▶ **THE TASK**
Leaving out every picture, quote the data below exactly as it appears.

▶ **INPUT DATA**
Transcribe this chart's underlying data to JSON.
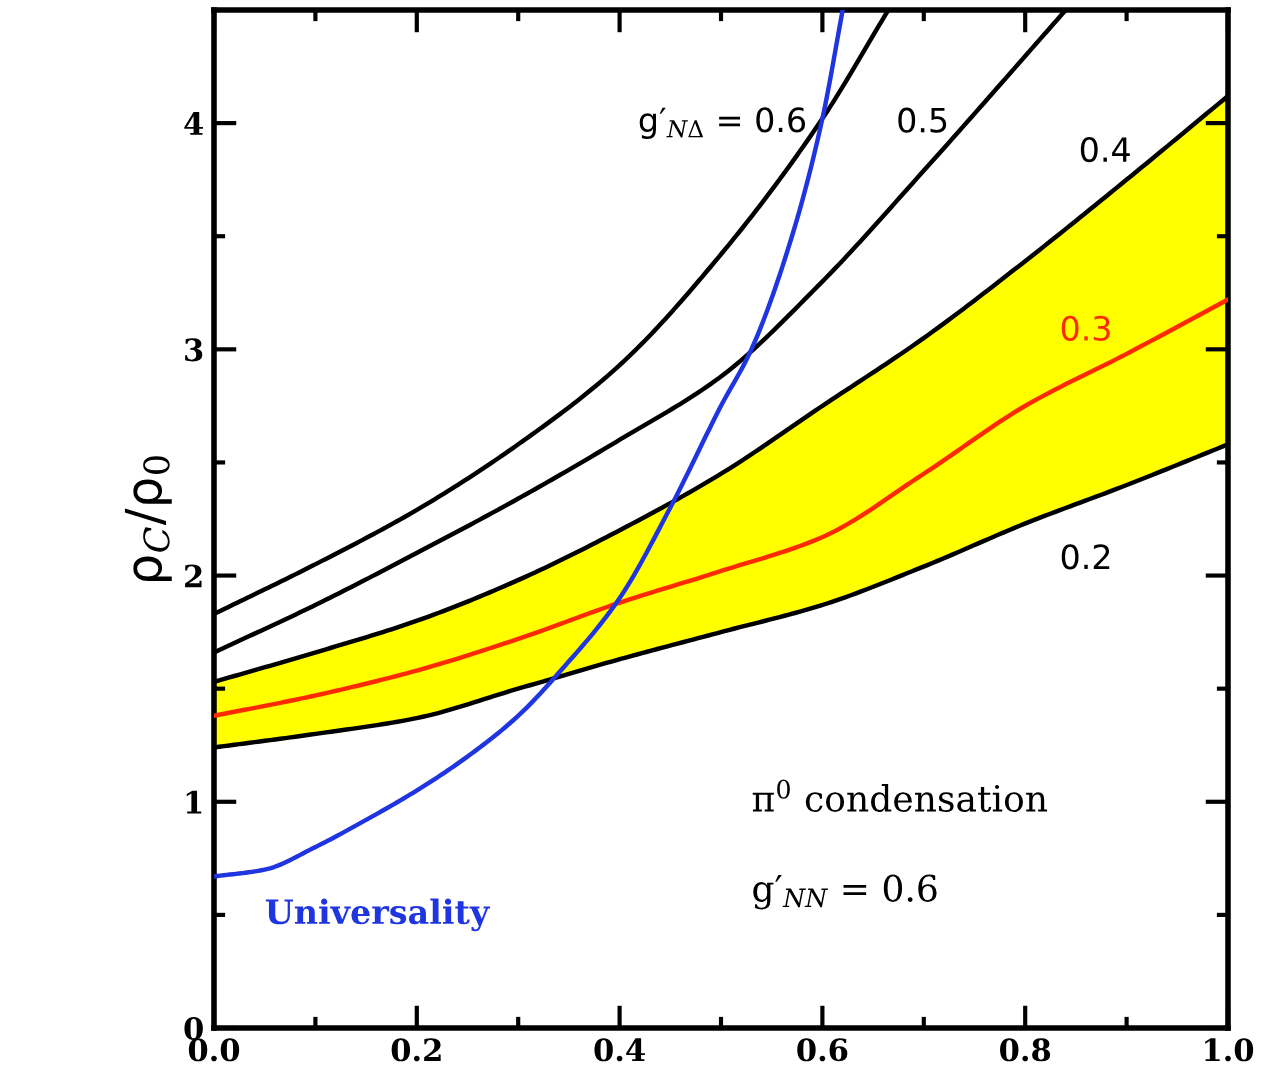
{
  "chart_data": {
    "type": "line",
    "ylabel": "ρ$_{C}$/ρ$_{0}$",
    "xlim": [
      0,
      1.0
    ],
    "ylim": [
      0,
      4.5
    ],
    "xticks": [
      {
        "value": 0,
        "label": "0.0"
      },
      {
        "value": 0.1,
        "label": null
      },
      {
        "value": 0.2,
        "label": "0.2"
      },
      {
        "value": 0.3,
        "label": null
      },
      {
        "value": 0.4,
        "label": "0.4"
      },
      {
        "value": 0.5,
        "label": null
      },
      {
        "value": 0.6,
        "label": "0.6"
      },
      {
        "value": 0.7,
        "label": null
      },
      {
        "value": 0.8,
        "label": "0.8"
      },
      {
        "value": 0.9,
        "label": null
      },
      {
        "value": 1.0,
        "label": "1.0"
      }
    ],
    "yticks": [
      0,
      {
        "value": 0.5,
        "label": null
      },
      1,
      {
        "value": 1.5,
        "label": null
      },
      2,
      {
        "value": 2.5,
        "label": null
      },
      3,
      {
        "value": 3.5,
        "label": null
      },
      4
    ],
    "grid": false,
    "legend": false,
    "marker": "none",
    "line_style": "solid",
    "series": [
      {
        "name": "g′$_{NΔ}$ = 0.6",
        "color": "#000000",
        "x": [
          0,
          0.1,
          0.2,
          0.3,
          0.4,
          0.5,
          0.6,
          0.665
        ],
        "values": [
          1.83,
          2.05,
          2.29,
          2.58,
          2.93,
          3.42,
          4.02,
          4.5
        ]
      },
      {
        "name": "0.5",
        "color": "#000000",
        "x": [
          0,
          0.1,
          0.2,
          0.3,
          0.4,
          0.5,
          0.6,
          0.7,
          0.84
        ],
        "values": [
          1.66,
          1.87,
          2.1,
          2.34,
          2.6,
          2.88,
          3.3,
          3.79,
          4.5
        ]
      },
      {
        "name": "0.4",
        "color": "#000000",
        "x": [
          0,
          0.1,
          0.2,
          0.3,
          0.4,
          0.5,
          0.6,
          0.7,
          0.8,
          0.9,
          1.0
        ],
        "values": [
          1.53,
          1.66,
          1.8,
          1.98,
          2.2,
          2.45,
          2.75,
          3.05,
          3.39,
          3.75,
          4.12
        ]
      },
      {
        "name": "0.3",
        "color": "#ff2a00",
        "x": [
          0,
          0.1,
          0.2,
          0.3,
          0.4,
          0.5,
          0.6,
          0.7,
          0.8,
          0.9,
          1.0
        ],
        "values": [
          1.38,
          1.47,
          1.58,
          1.72,
          1.88,
          2.02,
          2.17,
          2.45,
          2.75,
          2.98,
          3.22
        ],
        "lower": [
          1.24,
          1.3,
          1.37,
          1.5,
          1.63,
          1.75,
          1.87,
          2.04,
          2.23,
          2.4,
          2.58
        ],
        "upper": [
          1.53,
          1.66,
          1.8,
          1.98,
          2.2,
          2.45,
          2.75,
          3.05,
          3.39,
          3.75,
          4.12
        ]
      },
      {
        "name": "0.2",
        "color": "#000000",
        "x": [
          0,
          0.1,
          0.2,
          0.3,
          0.4,
          0.5,
          0.6,
          0.7,
          0.8,
          0.9,
          1.0
        ],
        "values": [
          1.24,
          1.3,
          1.37,
          1.5,
          1.63,
          1.75,
          1.87,
          2.04,
          2.23,
          2.4,
          2.58
        ]
      },
      {
        "name": "Universality",
        "color": "#1f35e0",
        "x": [
          0,
          0.05,
          0.1,
          0.15,
          0.2,
          0.25,
          0.3,
          0.34,
          0.4,
          0.45,
          0.5,
          0.53,
          0.57,
          0.6,
          0.62
        ],
        "values": [
          0.67,
          0.7,
          0.8,
          0.92,
          1.05,
          1.2,
          1.38,
          1.57,
          1.9,
          2.3,
          2.75,
          3.0,
          3.5,
          4.02,
          4.5
        ]
      }
    ],
    "annotations": [
      "π$^{0}$ condensation",
      "g′$_{NN}$ = 0.6"
    ]
  }
}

▶ **ANSWER FOR THIS EXERCISE**
Transcribe this chart's underlying data to JSON.
{
  "chart_data": {
    "type": "line",
    "ylabel": "ρ$_{C}$/ρ$_{0}$",
    "xlim": [
      0,
      1.0
    ],
    "ylim": [
      0,
      4.5
    ],
    "xticks": [
      {
        "value": 0,
        "label": "0.0"
      },
      {
        "value": 0.1,
        "label": null
      },
      {
        "value": 0.2,
        "label": "0.2"
      },
      {
        "value": 0.3,
        "label": null
      },
      {
        "value": 0.4,
        "label": "0.4"
      },
      {
        "value": 0.5,
        "label": null
      },
      {
        "value": 0.6,
        "label": "0.6"
      },
      {
        "value": 0.7,
        "label": null
      },
      {
        "value": 0.8,
        "label": "0.8"
      },
      {
        "value": 0.9,
        "label": null
      },
      {
        "value": 1.0,
        "label": "1.0"
      }
    ],
    "yticks": [
      0,
      {
        "value": 0.5,
        "label": null
      },
      1,
      {
        "value": 1.5,
        "label": null
      },
      2,
      {
        "value": 2.5,
        "label": null
      },
      3,
      {
        "value": 3.5,
        "label": null
      },
      4
    ],
    "grid": false,
    "legend": false,
    "marker": "none",
    "line_style": "solid",
    "series": [
      {
        "name": "g′$_{NΔ}$ = 0.6",
        "color": "#000000",
        "x": [
          0,
          0.1,
          0.2,
          0.3,
          0.4,
          0.5,
          0.6,
          0.665
        ],
        "values": [
          1.83,
          2.05,
          2.29,
          2.58,
          2.93,
          3.42,
          4.02,
          4.5
        ]
      },
      {
        "name": "0.5",
        "color": "#000000",
        "x": [
          0,
          0.1,
          0.2,
          0.3,
          0.4,
          0.5,
          0.6,
          0.7,
          0.84
        ],
        "values": [
          1.66,
          1.87,
          2.1,
          2.34,
          2.6,
          2.88,
          3.3,
          3.79,
          4.5
        ]
      },
      {
        "name": "0.4",
        "color": "#000000",
        "x": [
          0,
          0.1,
          0.2,
          0.3,
          0.4,
          0.5,
          0.6,
          0.7,
          0.8,
          0.9,
          1.0
        ],
        "values": [
          1.53,
          1.66,
          1.8,
          1.98,
          2.2,
          2.45,
          2.75,
          3.05,
          3.39,
          3.75,
          4.12
        ]
      },
      {
        "name": "0.3",
        "color": "#ff2a00",
        "x": [
          0,
          0.1,
          0.2,
          0.3,
          0.4,
          0.5,
          0.6,
          0.7,
          0.8,
          0.9,
          1.0
        ],
        "values": [
          1.38,
          1.47,
          1.58,
          1.72,
          1.88,
          2.02,
          2.17,
          2.45,
          2.75,
          2.98,
          3.22
        ],
        "lower": [
          1.24,
          1.3,
          1.37,
          1.5,
          1.63,
          1.75,
          1.87,
          2.04,
          2.23,
          2.4,
          2.58
        ],
        "upper": [
          1.53,
          1.66,
          1.8,
          1.98,
          2.2,
          2.45,
          2.75,
          3.05,
          3.39,
          3.75,
          4.12
        ]
      },
      {
        "name": "0.2",
        "color": "#000000",
        "x": [
          0,
          0.1,
          0.2,
          0.3,
          0.4,
          0.5,
          0.6,
          0.7,
          0.8,
          0.9,
          1.0
        ],
        "values": [
          1.24,
          1.3,
          1.37,
          1.5,
          1.63,
          1.75,
          1.87,
          2.04,
          2.23,
          2.4,
          2.58
        ]
      },
      {
        "name": "Universality",
        "color": "#1f35e0",
        "x": [
          0,
          0.05,
          0.1,
          0.15,
          0.2,
          0.25,
          0.3,
          0.34,
          0.4,
          0.45,
          0.5,
          0.53,
          0.57,
          0.6,
          0.62
        ],
        "values": [
          0.67,
          0.7,
          0.8,
          0.92,
          1.05,
          1.2,
          1.38,
          1.57,
          1.9,
          2.3,
          2.75,
          3.0,
          3.5,
          4.02,
          4.5
        ]
      }
    ],
    "annotations": [
      "π$^{0}$ condensation",
      "g′$_{NN}$ = 0.6"
    ]
  }
}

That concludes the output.